## [What you should do]
Pull out every line below that holds the word "opisanego".
==============================
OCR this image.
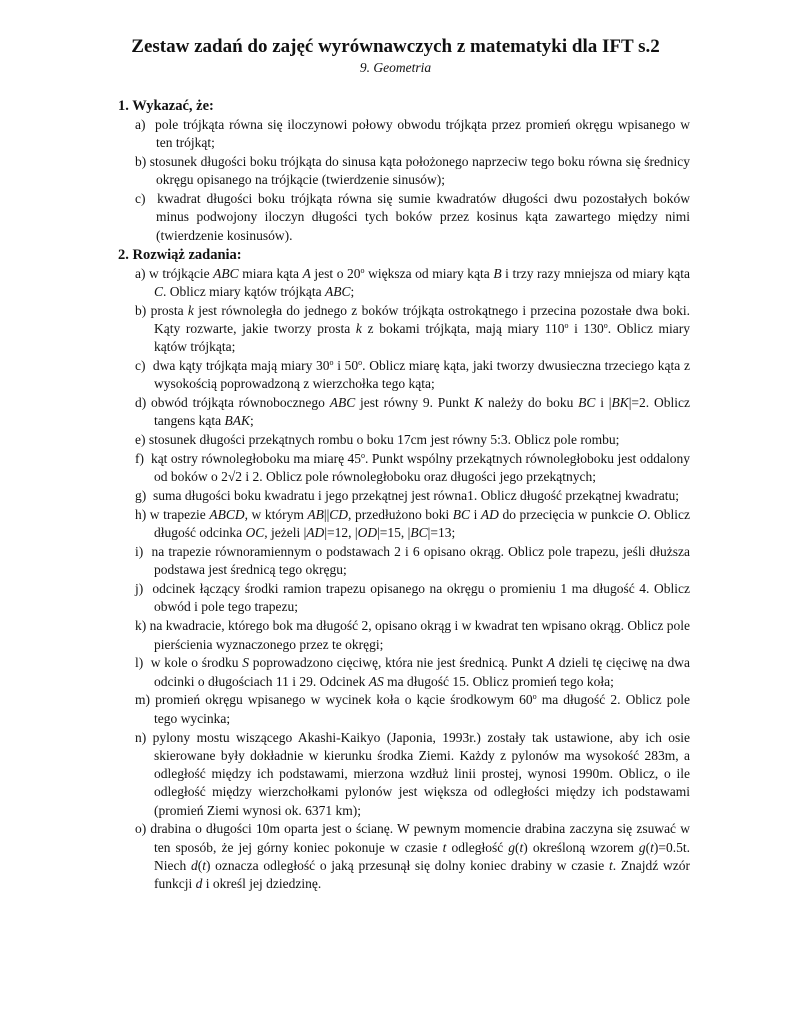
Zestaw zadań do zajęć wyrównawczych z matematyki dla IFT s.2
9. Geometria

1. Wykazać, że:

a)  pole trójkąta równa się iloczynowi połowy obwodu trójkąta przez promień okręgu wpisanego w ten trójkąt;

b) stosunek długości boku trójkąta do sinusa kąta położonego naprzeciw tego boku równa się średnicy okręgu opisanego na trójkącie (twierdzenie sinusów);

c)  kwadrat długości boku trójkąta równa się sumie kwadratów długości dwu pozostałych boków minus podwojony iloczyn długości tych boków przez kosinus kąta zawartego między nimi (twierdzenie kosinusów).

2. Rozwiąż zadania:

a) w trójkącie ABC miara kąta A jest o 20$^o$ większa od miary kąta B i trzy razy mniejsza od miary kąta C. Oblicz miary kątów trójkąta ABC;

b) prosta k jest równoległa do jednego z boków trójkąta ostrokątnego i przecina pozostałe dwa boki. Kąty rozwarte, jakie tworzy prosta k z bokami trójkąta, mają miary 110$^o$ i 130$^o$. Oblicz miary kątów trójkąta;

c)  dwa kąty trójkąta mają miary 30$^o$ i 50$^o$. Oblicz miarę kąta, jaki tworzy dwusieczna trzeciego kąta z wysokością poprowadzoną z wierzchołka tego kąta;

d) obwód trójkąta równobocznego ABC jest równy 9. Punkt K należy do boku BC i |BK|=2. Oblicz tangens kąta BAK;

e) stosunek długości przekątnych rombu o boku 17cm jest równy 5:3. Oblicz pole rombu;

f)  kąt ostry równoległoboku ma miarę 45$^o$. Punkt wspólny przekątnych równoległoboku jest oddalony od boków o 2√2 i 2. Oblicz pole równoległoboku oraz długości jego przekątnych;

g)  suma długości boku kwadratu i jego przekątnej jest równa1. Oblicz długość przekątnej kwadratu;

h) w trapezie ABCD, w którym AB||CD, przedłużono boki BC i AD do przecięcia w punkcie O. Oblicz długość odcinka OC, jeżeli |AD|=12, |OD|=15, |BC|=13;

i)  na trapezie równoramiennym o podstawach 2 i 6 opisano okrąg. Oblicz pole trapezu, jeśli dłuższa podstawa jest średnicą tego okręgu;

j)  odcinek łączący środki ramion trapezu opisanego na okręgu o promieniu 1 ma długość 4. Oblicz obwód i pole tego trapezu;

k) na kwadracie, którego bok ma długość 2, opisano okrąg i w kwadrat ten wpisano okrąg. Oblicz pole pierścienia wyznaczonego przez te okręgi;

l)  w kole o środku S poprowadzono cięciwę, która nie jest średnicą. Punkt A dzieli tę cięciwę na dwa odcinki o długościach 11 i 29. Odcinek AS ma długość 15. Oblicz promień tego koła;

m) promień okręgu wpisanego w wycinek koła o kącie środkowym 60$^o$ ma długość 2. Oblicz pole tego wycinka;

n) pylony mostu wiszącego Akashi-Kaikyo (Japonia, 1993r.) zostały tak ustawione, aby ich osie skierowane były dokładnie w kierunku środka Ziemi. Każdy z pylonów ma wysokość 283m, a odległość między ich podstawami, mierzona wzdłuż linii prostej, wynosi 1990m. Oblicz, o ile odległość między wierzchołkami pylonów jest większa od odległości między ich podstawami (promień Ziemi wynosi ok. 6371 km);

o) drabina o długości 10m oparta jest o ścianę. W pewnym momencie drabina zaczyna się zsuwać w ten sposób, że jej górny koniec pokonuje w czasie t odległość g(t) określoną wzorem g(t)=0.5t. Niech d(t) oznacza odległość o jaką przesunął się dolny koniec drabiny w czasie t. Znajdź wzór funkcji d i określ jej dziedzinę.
==============================
## [Output of the task]
b) stosunek długości boku trójkąta do sinusa kąta położonego naprzeciw tego boku równa się średnicy okręgu opisanego na trójkącie (twierdzenie sinusów);
j)  odcinek łączący środki ramion trapezu opisanego na okręgu o promieniu 1 ma długość 4. Oblicz obwód i pole tego trapezu;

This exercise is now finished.